--- Dataset extract ---

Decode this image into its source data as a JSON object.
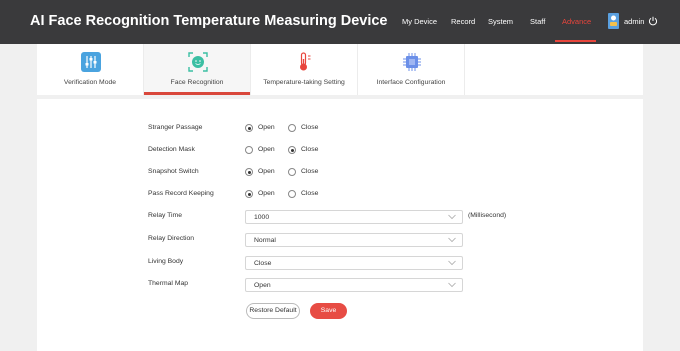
{
  "app": {
    "title": "AI Face Recognition Temperature Measuring Device"
  },
  "nav": {
    "items": [
      {
        "label": "My Device"
      },
      {
        "label": "Record"
      },
      {
        "label": "System"
      },
      {
        "label": "Staff"
      },
      {
        "label": "Advance",
        "active": true
      }
    ],
    "user": {
      "name": "admin",
      "avatar_icon": "user-avatar-icon",
      "logout_icon": "power-icon"
    }
  },
  "tabs": [
    {
      "label": "Verification Mode",
      "icon": "sliders-icon",
      "icon_color": "#4aa3df"
    },
    {
      "label": "Face Recognition",
      "icon": "face-scan-icon",
      "icon_color": "#3bbfa3",
      "active": true
    },
    {
      "label": "Temperature-taking Setting",
      "icon": "thermometer-icon",
      "icon_color": "#e8453c"
    },
    {
      "label": "Interface Configuration",
      "icon": "chip-icon",
      "icon_color": "#6b8fe8"
    }
  ],
  "form": {
    "radio_rows": [
      {
        "label": "Stranger Passage",
        "selected": "Open"
      },
      {
        "label": "Detection Mask",
        "selected": "Close"
      },
      {
        "label": "Snapshot Switch",
        "selected": "Open"
      },
      {
        "label": "Pass Record Keeping",
        "selected": "Open"
      }
    ],
    "option_open": "Open",
    "option_close": "Close",
    "select_rows": [
      {
        "label": "Relay Time",
        "value": "1000",
        "unit": "(Millisecond)"
      },
      {
        "label": "Relay Direction",
        "value": "Normal"
      },
      {
        "label": "Living Body",
        "value": "Close"
      },
      {
        "label": "Thermal Map",
        "value": "Open"
      }
    ],
    "restore_label": "Restore Default",
    "save_label": "Save"
  },
  "colors": {
    "topbar": "#3a3a3c",
    "accent": "#e8453c",
    "save_button": "#e74c44"
  }
}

---

## [Objective]
Your task is to return the entries above exactly, with no pictures.

## [Full output]
Decode this image into its source data as a JSON object.
{
  "app": {
    "title": "AI Face Recognition Temperature Measuring Device"
  },
  "nav": {
    "items": [
      {
        "label": "My Device"
      },
      {
        "label": "Record"
      },
      {
        "label": "System"
      },
      {
        "label": "Staff"
      },
      {
        "label": "Advance",
        "active": true
      }
    ],
    "user": {
      "name": "admin",
      "avatar_icon": "user-avatar-icon",
      "logout_icon": "power-icon"
    }
  },
  "tabs": [
    {
      "label": "Verification Mode",
      "icon": "sliders-icon",
      "icon_color": "#4aa3df"
    },
    {
      "label": "Face Recognition",
      "icon": "face-scan-icon",
      "icon_color": "#3bbfa3",
      "active": true
    },
    {
      "label": "Temperature-taking Setting",
      "icon": "thermometer-icon",
      "icon_color": "#e8453c"
    },
    {
      "label": "Interface Configuration",
      "icon": "chip-icon",
      "icon_color": "#6b8fe8"
    }
  ],
  "form": {
    "radio_rows": [
      {
        "label": "Stranger Passage",
        "selected": "Open"
      },
      {
        "label": "Detection Mask",
        "selected": "Close"
      },
      {
        "label": "Snapshot Switch",
        "selected": "Open"
      },
      {
        "label": "Pass Record Keeping",
        "selected": "Open"
      }
    ],
    "option_open": "Open",
    "option_close": "Close",
    "select_rows": [
      {
        "label": "Relay Time",
        "value": "1000",
        "unit": "(Millisecond)"
      },
      {
        "label": "Relay Direction",
        "value": "Normal"
      },
      {
        "label": "Living Body",
        "value": "Close"
      },
      {
        "label": "Thermal Map",
        "value": "Open"
      }
    ],
    "restore_label": "Restore Default",
    "save_label": "Save"
  },
  "colors": {
    "topbar": "#3a3a3c",
    "accent": "#e8453c",
    "save_button": "#e74c44"
  }
}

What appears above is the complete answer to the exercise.